WHAT THE EXERCISE ASKS:
Please answer these questions about the notebook code below:
1. What value is assigned to leafSize?
2. In the function laplacian2d, what value is set for M[s,s]?
3. What error message does sparseToAdj give when M.m != M.n?

QUOTED PASSAGE:

In [1]:
# Attempt to load/install Metis and PyPlot
using Graphs, Metis, PyPlot
# The grid dimensions for the 2D finite-difference mesh
nx=ny=40;
n=nx*ny;
# The maximum acceptable leaf-node size
leafSize = 64;
# The maximum matrix size for printing spy plots
maxSpyPlot = 2500;

In [2]:
function laplacian2d(nx,ny)
    M = speye(nx*ny)
    for x=1:nx
        for y=1:ny
            s = x+(y-1)*nx
            M[s,s] = 4
            if x > 1 
                M[s,s-1] = -1
            end
            if x < nx 
                M[s,s+1] = -1 
            end
            if y > 1
                M[s,s-nx] = -1 
            end
            if y < ny 
                M[s,s+nx] = -1
            end
        end
    end
    M
end

A = laplacian2d(nx,ny);
if n <= maxSpyPlot
    spy(A);
end


Out[2]:
PyObject <matplotlib.image.AxesImage object at 0x7f4ec416eb50>

In [3]:
pND, pND_inv = nodeND(A);
if n <= maxSpyPlot
    spy(A[pND,pND]);
end


Out[3]:
PyObject <matplotlib.image.AxesImage object at 0x7f4ebc74b650>

In [4]:
function sparseToAdj(M)
    if M.m != M.n
        error("Expected a symmetric matrix")
    end
    n = M.n
    g = simple_adjlist(n,is_directed=false)
    for j=1:n
        for k=M.colptr[j]:M.colptr[j+1]-1
            i = M.rowval[k]
            if i > j
                add_edge!(g,i,j)

ENTRIES:
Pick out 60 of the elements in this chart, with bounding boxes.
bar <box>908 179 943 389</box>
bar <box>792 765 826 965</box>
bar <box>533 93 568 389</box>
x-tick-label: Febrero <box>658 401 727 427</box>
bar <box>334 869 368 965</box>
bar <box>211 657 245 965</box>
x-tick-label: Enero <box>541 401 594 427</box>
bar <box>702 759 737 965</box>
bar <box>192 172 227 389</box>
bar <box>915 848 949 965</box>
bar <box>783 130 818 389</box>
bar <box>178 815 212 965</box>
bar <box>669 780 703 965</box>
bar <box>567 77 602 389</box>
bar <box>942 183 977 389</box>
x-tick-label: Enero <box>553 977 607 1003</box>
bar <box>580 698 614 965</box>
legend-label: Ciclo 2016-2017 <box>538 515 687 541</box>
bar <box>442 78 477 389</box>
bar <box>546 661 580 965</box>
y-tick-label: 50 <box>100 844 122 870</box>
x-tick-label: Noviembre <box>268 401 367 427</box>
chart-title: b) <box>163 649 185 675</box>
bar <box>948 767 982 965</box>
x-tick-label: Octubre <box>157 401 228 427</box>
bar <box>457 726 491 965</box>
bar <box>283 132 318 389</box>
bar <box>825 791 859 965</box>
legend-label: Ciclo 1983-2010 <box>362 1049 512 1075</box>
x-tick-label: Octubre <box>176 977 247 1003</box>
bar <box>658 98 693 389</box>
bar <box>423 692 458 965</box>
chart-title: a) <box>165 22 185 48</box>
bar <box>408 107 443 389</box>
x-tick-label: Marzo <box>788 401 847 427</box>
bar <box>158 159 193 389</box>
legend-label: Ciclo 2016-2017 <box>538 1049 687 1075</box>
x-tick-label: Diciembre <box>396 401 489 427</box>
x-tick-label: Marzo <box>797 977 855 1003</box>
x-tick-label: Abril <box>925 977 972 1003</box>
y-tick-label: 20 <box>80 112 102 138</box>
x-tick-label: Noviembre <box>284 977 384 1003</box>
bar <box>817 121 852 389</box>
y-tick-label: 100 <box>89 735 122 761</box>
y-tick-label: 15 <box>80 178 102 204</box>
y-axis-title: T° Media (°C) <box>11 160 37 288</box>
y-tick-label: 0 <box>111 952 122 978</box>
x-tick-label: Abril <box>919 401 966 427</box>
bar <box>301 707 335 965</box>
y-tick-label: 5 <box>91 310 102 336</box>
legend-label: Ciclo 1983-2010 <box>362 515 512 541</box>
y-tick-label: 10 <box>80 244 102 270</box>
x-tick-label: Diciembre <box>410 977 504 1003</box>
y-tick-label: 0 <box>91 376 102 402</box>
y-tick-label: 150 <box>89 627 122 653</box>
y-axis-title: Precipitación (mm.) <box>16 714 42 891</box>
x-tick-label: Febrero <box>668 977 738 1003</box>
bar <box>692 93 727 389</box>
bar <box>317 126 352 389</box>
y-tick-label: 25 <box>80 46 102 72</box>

RESPONSE BELOW:
1. 64
2. 4
3. "Expected a symmetric matrix"